Dataset excerpts:
▼▼▼
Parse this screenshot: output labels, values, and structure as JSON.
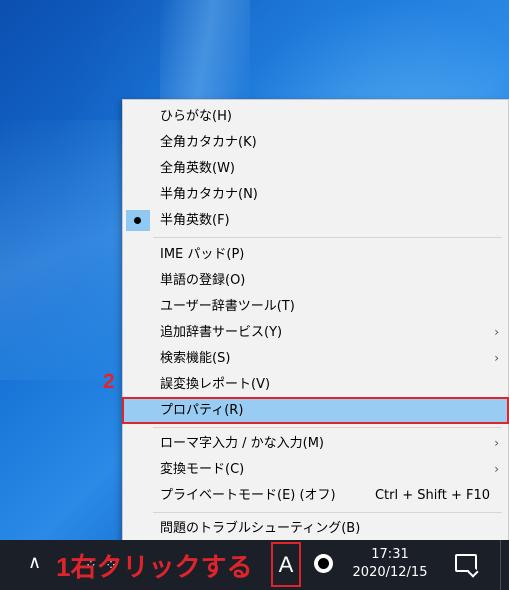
{
  "menu": {
    "items": [
      {
        "label": "ひらがな(H)"
      },
      {
        "label": "全角カタカナ(K)"
      },
      {
        "label": "全角英数(W)"
      },
      {
        "label": "半角カタカナ(N)"
      },
      {
        "label": "半角英数(F)"
      },
      {
        "label": "IME パッド(P)"
      },
      {
        "label": "単語の登録(O)"
      },
      {
        "label": "ユーザー辞書ツール(T)"
      },
      {
        "label": "追加辞書サービス(Y)"
      },
      {
        "label": "検索機能(S)"
      },
      {
        "label": "誤変換レポート(V)"
      },
      {
        "label": "プロパティ(R)"
      },
      {
        "label": "ローマ字入力 / かな入力(M)"
      },
      {
        "label": "変換モード(C)"
      },
      {
        "label": "プライベートモード(E) (オフ)",
        "shortcut": "Ctrl + Shift + F10"
      },
      {
        "label": "問題のトラブルシューティング(B)"
      }
    ],
    "submenu_arrow": "›"
  },
  "annotations": {
    "step1_number": "1",
    "step1_text": "右クリックする",
    "step2_number": "2"
  },
  "taskbar": {
    "up_arrow": "∧",
    "ime_mode": "A",
    "time": "17:31",
    "date": "2020/12/15"
  },
  "icons": {
    "ime": "ime-mode-icon",
    "app": "app-tray-icon",
    "notification": "notification-icon"
  },
  "colors": {
    "highlight": "#99ccf3",
    "annotation_red": "#e0242b",
    "taskbar": "#1b1f27"
  }
}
▲▲▲
**Task directions**
Return the full material word for word. Do not include the pictures.

**Answer to this task**
Parse this screenshot: output labels, values, and structure as JSON.
{
  "menu": {
    "items": [
      {
        "label": "ひらがな(H)"
      },
      {
        "label": "全角カタカナ(K)"
      },
      {
        "label": "全角英数(W)"
      },
      {
        "label": "半角カタカナ(N)"
      },
      {
        "label": "半角英数(F)"
      },
      {
        "label": "IME パッド(P)"
      },
      {
        "label": "単語の登録(O)"
      },
      {
        "label": "ユーザー辞書ツール(T)"
      },
      {
        "label": "追加辞書サービス(Y)"
      },
      {
        "label": "検索機能(S)"
      },
      {
        "label": "誤変換レポート(V)"
      },
      {
        "label": "プロパティ(R)"
      },
      {
        "label": "ローマ字入力 / かな入力(M)"
      },
      {
        "label": "変換モード(C)"
      },
      {
        "label": "プライベートモード(E) (オフ)",
        "shortcut": "Ctrl + Shift + F10"
      },
      {
        "label": "問題のトラブルシューティング(B)"
      }
    ],
    "submenu_arrow": "›"
  },
  "annotations": {
    "step1_number": "1",
    "step1_text": "右クリックする",
    "step2_number": "2"
  },
  "taskbar": {
    "up_arrow": "∧",
    "ime_mode": "A",
    "time": "17:31",
    "date": "2020/12/15"
  },
  "icons": {
    "ime": "ime-mode-icon",
    "app": "app-tray-icon",
    "notification": "notification-icon"
  },
  "colors": {
    "highlight": "#99ccf3",
    "annotation_red": "#e0242b",
    "taskbar": "#1b1f27"
  }
}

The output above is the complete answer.